## DATA EXTRACT

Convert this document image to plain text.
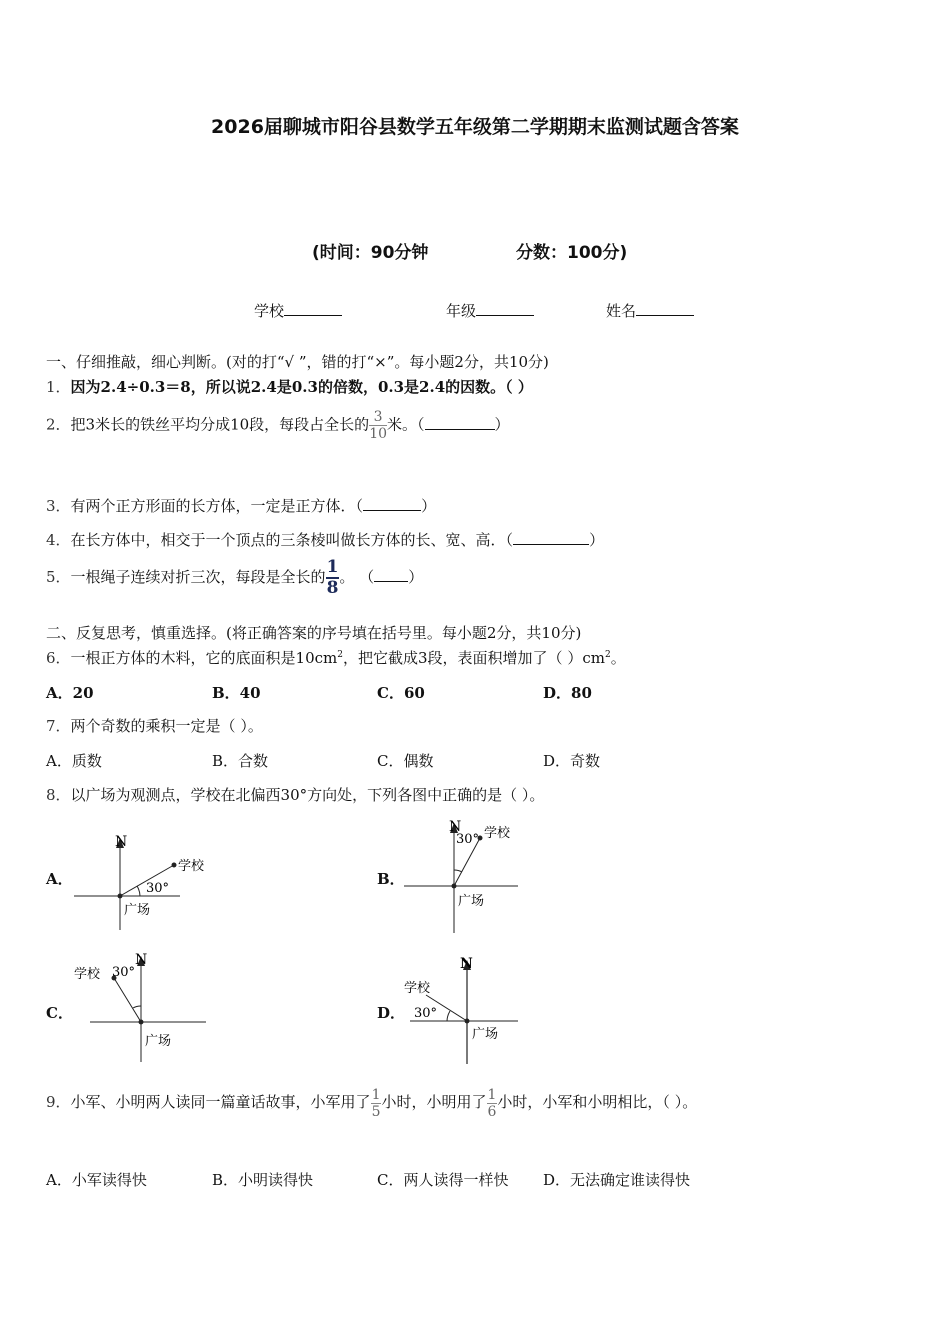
2026届聊城市阳谷县数学五年级第二学期期末监测试题含答案
(时间：90分钟	分数：100分)
学校	年级	姓名
一、仔细推敲，细心判断。(对的打“√ ”，错的打“×”。每小题2分，共10分)
1．因为2.4÷0.3＝8，所以说2.4是0.3的倍数，0.3是2.4的因数。（ ）
2．把3米长的铁丝平均分成10段，每段占全长的 $\frac{3}{10}$ 米。（	）
3．有两个正方形面的长方体，一定是正方体．（	）
4．在长方体中，相交于一个顶点的三条棱叫做长方体的长、宽、高．（	）
5．一根绳子连续对折三次，每段是全长的 $\frac{1}{8}$ 。 （ ）
二、反复思考，慎重选择。(将正确答案的序号填在括号里。每小题2分，共10分)
6．一根正方体的木料，它的底面积是$10cm^2$，把它截成3段，表面积增加了（ ）$cm^2$。
A．20	B．40	C．60	D．80
7．两个奇数的乘积一定是（ ）。
A．质数	B．合数	C．偶数	D．奇数
8．以广场为观测点，学校在北偏西30°方向处，下列各图中正确的是（ ）。
A．
N
学校
30°
广场
B．
N 学校
30°
广场
C．
N
学校 30°
广场
D．
N
学校
30°
广场
9．小军、小明两人读同一篇童话故事，小军用了 $\frac{1}{5}$ 小时，小明用了 $\frac{1}{6}$ 小时，小军和小明相比，（ ）。
A．小军读得快	B．小明读得快	C．两人读得一样快 D．无法确定谁读得快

## TASK DIRECTIONS
Leaving all pictures aside, quote each record exactly.

## IN RESPONSE
Convert this document image to plain text.
2026届聊城市阳谷县数学五年级第二学期期末监测试题含答案
(时间：90分钟	分数：100分)
学校	年级	姓名
一、仔细推敲，细心判断。(对的打“√ ”，错的打“×”。每小题2分，共10分)
1．因为2.4÷0.3＝8，所以说2.4是0.3的倍数，0.3是2.4的因数。（ ）
2．把3米长的铁丝平均分成10段，每段占全长的 $\frac{3}{10}$ 米。（	）
3．有两个正方形面的长方体，一定是正方体．（	）
4．在长方体中，相交于一个顶点的三条棱叫做长方体的长、宽、高．（	）
5．一根绳子连续对折三次，每段是全长的 $\frac{1}{8}$ 。 （ ）
二、反复思考，慎重选择。(将正确答案的序号填在括号里。每小题2分，共10分)
6．一根正方体的木料，它的底面积是$10cm^2$，把它截成3段，表面积增加了（ ）$cm^2$。
A．20	B．40	C．60	D．80
7．两个奇数的乘积一定是（ ）。
A．质数	B．合数	C．偶数	D．奇数
8．以广场为观测点，学校在北偏西30°方向处，下列各图中正确的是（ ）。
A．
N
学校
30°
广场
B．
N 学校
30°
广场
C．
N
学校 30°
广场
D．
N
学校
30°
广场
9．小军、小明两人读同一篇童话故事，小军用了 $\frac{1}{5}$ 小时，小明用了 $\frac{1}{6}$ 小时，小军和小明相比，（ ）。
A．小军读得快	B．小明读得快	C．两人读得一样快 D．无法确定谁读得快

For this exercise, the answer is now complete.